===== Listed records

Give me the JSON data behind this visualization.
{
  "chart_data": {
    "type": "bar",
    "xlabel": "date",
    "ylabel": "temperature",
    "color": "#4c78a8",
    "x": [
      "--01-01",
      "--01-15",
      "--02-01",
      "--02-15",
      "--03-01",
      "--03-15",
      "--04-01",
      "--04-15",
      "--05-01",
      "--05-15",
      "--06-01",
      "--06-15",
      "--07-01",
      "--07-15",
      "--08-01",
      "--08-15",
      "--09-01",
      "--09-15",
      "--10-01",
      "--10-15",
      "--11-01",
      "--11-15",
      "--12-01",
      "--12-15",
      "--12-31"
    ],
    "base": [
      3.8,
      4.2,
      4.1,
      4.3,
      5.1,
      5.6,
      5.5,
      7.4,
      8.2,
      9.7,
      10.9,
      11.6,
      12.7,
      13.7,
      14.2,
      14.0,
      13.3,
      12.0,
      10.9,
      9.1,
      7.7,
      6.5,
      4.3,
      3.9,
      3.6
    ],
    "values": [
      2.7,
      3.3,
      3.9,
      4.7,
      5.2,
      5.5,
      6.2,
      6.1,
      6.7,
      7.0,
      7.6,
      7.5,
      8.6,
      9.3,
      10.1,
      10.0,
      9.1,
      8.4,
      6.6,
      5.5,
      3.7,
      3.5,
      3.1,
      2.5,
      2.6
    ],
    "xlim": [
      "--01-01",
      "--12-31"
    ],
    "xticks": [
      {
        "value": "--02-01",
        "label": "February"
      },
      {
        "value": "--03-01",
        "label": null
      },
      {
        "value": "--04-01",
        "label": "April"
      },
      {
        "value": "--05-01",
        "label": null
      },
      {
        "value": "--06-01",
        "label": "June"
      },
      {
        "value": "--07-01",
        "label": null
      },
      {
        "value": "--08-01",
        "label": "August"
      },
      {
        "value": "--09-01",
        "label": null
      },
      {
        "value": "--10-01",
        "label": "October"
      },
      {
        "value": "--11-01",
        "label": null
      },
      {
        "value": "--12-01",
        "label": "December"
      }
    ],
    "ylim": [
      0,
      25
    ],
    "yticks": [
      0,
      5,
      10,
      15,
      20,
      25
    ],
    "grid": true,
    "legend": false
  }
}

==========

Output all of the data above without any alteration.

Give me the JSON data behind this visualization.
{
  "chart_data": {
    "type": "bar",
    "xlabel": "date",
    "ylabel": "temperature",
    "color": "#4c78a8",
    "x": [
      "--01-01",
      "--01-15",
      "--02-01",
      "--02-15",
      "--03-01",
      "--03-15",
      "--04-01",
      "--04-15",
      "--05-01",
      "--05-15",
      "--06-01",
      "--06-15",
      "--07-01",
      "--07-15",
      "--08-01",
      "--08-15",
      "--09-01",
      "--09-15",
      "--10-01",
      "--10-15",
      "--11-01",
      "--11-15",
      "--12-01",
      "--12-15",
      "--12-31"
    ],
    "base": [
      3.8,
      4.2,
      4.1,
      4.3,
      5.1,
      5.6,
      5.5,
      7.4,
      8.2,
      9.7,
      10.9,
      11.6,
      12.7,
      13.7,
      14.2,
      14.0,
      13.3,
      12.0,
      10.9,
      9.1,
      7.7,
      6.5,
      4.3,
      3.9,
      3.6
    ],
    "values": [
      2.7,
      3.3,
      3.9,
      4.7,
      5.2,
      5.5,
      6.2,
      6.1,
      6.7,
      7.0,
      7.6,
      7.5,
      8.6,
      9.3,
      10.1,
      10.0,
      9.1,
      8.4,
      6.6,
      5.5,
      3.7,
      3.5,
      3.1,
      2.5,
      2.6
    ],
    "xlim": [
      "--01-01",
      "--12-31"
    ],
    "xticks": [
      {
        "value": "--02-01",
        "label": "February"
      },
      {
        "value": "--03-01",
        "label": null
      },
      {
        "value": "--04-01",
        "label": "April"
      },
      {
        "value": "--05-01",
        "label": null
      },
      {
        "value": "--06-01",
        "label": "June"
      },
      {
        "value": "--07-01",
        "label": null
      },
      {
        "value": "--08-01",
        "label": "August"
      },
      {
        "value": "--09-01",
        "label": null
      },
      {
        "value": "--10-01",
        "label": "October"
      },
      {
        "value": "--11-01",
        "label": null
      },
      {
        "value": "--12-01",
        "label": "December"
      }
    ],
    "ylim": [
      0,
      25
    ],
    "yticks": [
      0,
      5,
      10,
      15,
      20,
      25
    ],
    "grid": true,
    "legend": false
  }
}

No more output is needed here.